OBJECTIVE |
From the entries below, tally how many lines contain "cryptanalysis" and report only that figure.

-------------------------

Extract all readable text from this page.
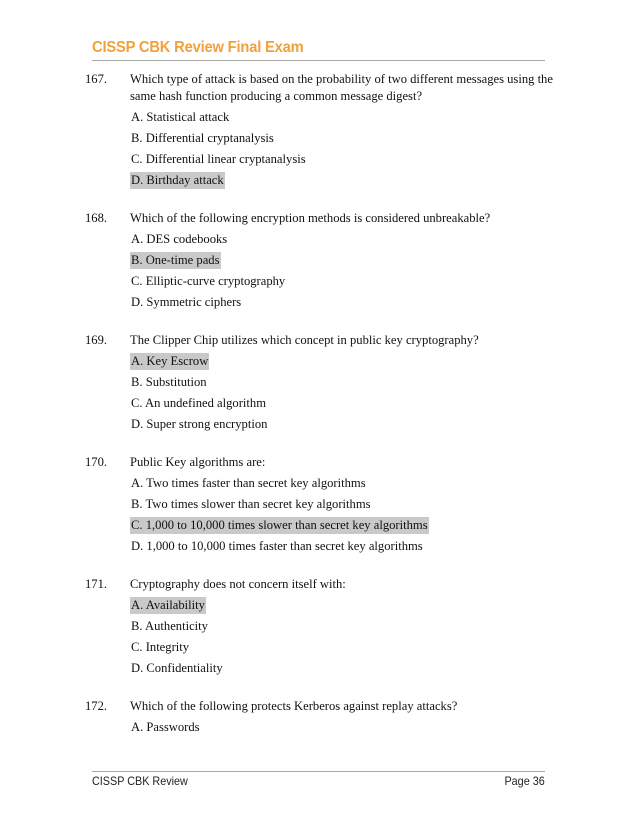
CISSP CBK Review Final Exam
167.	Which type of attack is based on the probability of two different messages using the same hash function producing a common message digest?
A. Statistical attack
B. Differential cryptanalysis
C. Differential linear cryptanalysis
D. Birthday attack
168.	Which of the following encryption methods is considered unbreakable?
A. DES codebooks
B. One-time pads
C. Elliptic-curve cryptography
D. Symmetric ciphers
169.	The Clipper Chip utilizes which concept in public key cryptography?
A. Key Escrow
B. Substitution
C. An undefined algorithm
D. Super strong encryption
170.	Public Key algorithms are:
A. Two times faster than secret key algorithms
B. Two times slower than secret key algorithms
C. 1,000 to 10,000 times slower than secret key algorithms
D. 1,000 to 10,000 times faster than secret key algorithms
171.	Cryptography does not concern itself with:
A. Availability
B. Authenticity
C. Integrity
D. Confidentiality
172.	Which of the following protects Kerberos against replay attacks?
A. Passwords
CISSP CBK Review	Page 36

-------------------------

TASK RESPONSE |
2